**Entries shown:**
________________
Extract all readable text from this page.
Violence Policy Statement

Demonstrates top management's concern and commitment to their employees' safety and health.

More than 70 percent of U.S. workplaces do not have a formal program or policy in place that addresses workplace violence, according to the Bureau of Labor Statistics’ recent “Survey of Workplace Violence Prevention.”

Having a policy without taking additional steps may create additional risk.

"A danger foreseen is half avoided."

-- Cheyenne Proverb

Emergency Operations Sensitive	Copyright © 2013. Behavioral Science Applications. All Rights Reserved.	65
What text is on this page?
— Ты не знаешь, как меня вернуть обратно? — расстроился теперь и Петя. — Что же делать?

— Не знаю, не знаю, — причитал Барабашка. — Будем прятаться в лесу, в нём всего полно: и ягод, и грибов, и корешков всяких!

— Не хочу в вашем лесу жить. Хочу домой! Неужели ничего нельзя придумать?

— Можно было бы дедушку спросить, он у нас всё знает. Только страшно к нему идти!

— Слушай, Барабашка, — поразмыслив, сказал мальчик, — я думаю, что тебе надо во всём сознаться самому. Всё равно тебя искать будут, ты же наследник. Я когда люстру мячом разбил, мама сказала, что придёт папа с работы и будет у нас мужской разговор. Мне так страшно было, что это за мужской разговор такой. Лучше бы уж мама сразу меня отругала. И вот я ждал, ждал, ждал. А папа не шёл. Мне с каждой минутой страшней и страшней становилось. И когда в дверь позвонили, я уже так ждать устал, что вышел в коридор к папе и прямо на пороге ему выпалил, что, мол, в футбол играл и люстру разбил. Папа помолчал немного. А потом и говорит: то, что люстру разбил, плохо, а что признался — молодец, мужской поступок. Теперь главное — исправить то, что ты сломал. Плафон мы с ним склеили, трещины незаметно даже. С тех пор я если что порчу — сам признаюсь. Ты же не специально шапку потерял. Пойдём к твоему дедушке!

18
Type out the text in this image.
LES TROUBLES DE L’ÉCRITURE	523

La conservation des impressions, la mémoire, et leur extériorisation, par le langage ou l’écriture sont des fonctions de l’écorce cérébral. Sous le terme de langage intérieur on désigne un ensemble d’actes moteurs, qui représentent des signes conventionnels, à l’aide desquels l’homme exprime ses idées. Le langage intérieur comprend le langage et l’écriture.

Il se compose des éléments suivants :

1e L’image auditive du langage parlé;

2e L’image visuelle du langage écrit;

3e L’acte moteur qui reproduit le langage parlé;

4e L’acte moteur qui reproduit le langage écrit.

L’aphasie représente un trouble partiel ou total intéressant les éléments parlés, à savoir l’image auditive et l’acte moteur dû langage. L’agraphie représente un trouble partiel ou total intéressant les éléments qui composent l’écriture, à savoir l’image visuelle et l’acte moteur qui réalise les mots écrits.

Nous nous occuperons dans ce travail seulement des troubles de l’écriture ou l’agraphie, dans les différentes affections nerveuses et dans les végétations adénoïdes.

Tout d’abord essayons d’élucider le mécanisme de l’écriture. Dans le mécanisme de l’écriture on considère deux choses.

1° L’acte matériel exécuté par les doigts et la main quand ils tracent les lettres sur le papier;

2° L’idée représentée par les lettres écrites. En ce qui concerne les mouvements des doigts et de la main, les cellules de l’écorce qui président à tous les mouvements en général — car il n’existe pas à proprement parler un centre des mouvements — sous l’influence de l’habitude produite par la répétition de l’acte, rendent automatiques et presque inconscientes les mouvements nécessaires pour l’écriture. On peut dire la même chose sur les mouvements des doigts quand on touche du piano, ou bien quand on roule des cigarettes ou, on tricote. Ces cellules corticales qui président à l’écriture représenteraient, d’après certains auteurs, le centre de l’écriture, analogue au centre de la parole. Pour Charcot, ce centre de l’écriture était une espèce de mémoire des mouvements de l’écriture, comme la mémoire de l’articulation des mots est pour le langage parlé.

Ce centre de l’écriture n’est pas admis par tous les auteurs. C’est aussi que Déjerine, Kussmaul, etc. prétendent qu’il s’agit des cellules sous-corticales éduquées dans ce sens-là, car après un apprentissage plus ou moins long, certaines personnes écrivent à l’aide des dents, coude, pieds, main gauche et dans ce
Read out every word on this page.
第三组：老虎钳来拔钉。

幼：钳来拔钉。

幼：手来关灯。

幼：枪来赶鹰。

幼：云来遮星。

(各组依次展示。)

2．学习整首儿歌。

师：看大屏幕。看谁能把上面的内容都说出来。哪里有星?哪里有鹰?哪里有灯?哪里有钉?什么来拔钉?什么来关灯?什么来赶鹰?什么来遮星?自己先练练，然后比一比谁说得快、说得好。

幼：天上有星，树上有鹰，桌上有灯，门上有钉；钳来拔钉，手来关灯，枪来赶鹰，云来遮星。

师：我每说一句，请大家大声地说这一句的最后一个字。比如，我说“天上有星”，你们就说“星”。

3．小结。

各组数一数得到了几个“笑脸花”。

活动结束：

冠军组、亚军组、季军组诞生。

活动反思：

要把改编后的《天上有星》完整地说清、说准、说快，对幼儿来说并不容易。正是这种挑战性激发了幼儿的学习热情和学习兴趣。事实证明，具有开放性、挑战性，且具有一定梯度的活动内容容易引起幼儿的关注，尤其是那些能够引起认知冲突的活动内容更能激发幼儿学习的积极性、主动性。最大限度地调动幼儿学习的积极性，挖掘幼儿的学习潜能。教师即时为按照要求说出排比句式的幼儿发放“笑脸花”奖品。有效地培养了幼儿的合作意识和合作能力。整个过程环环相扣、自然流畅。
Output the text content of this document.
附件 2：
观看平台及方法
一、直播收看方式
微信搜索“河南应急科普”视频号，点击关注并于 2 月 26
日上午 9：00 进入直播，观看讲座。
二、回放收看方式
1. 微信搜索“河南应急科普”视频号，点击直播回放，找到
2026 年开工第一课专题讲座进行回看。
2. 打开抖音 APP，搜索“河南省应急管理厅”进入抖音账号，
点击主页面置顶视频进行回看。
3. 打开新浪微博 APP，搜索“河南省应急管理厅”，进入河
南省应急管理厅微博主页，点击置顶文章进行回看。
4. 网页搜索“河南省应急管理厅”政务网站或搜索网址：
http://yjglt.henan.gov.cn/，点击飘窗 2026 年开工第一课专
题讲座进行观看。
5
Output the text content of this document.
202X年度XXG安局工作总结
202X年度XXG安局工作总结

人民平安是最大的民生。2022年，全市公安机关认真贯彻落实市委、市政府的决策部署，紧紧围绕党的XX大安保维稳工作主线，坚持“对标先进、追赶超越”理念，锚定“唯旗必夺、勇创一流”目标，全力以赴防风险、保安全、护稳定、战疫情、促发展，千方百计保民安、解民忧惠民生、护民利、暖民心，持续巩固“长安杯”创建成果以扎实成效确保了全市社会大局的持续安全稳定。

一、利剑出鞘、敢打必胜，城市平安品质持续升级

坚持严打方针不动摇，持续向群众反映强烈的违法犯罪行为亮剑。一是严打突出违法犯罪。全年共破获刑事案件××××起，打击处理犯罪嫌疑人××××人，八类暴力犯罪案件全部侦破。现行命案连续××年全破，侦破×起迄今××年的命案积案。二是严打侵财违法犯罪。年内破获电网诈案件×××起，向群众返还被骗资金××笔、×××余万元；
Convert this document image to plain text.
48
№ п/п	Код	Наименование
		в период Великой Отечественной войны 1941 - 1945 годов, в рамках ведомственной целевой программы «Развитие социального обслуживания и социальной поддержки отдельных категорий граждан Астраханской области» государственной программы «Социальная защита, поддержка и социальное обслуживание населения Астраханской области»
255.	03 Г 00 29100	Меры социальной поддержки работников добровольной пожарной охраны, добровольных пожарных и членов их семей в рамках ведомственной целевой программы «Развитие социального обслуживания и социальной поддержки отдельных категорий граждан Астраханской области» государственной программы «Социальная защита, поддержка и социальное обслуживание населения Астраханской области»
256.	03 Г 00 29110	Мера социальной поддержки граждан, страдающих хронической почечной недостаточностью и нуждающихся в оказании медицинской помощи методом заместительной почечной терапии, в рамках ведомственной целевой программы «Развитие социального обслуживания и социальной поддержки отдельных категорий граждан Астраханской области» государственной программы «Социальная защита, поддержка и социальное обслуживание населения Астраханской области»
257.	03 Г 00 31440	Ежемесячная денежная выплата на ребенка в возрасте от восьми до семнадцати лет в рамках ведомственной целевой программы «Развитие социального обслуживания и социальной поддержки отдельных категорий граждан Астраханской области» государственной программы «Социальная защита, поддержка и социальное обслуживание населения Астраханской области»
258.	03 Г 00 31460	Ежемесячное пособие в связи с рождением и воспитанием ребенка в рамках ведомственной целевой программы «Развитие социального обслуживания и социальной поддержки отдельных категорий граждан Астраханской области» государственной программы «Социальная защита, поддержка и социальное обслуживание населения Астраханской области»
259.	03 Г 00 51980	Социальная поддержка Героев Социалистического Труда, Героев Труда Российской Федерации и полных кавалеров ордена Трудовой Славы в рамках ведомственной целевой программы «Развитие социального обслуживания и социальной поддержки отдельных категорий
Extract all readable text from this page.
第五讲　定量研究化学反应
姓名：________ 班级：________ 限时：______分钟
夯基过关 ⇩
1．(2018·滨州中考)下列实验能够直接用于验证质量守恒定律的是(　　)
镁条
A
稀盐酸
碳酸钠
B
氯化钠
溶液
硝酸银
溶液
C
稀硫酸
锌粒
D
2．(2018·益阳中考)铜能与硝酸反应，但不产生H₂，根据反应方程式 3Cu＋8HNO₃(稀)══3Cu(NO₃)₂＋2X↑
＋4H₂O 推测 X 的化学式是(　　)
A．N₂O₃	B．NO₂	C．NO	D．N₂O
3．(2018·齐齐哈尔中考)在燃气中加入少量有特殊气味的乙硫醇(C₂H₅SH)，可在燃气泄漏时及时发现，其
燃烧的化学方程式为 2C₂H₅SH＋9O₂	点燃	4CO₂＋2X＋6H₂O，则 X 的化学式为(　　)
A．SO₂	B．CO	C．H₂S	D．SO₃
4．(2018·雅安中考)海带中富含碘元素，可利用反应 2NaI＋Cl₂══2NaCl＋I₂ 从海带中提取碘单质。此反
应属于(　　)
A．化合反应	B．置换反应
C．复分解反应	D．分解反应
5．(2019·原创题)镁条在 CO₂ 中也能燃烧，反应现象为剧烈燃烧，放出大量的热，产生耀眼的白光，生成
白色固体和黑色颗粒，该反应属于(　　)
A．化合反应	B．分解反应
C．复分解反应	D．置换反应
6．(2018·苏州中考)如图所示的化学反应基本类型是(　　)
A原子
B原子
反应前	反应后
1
________________
**Work to do:**
Search the data above for lines holding "reproduit" and copy each of them.

**Exercise result:**
3e L’acte moteur qui reproduit le langage parlé;
4e L’acte moteur qui reproduit le langage écrit.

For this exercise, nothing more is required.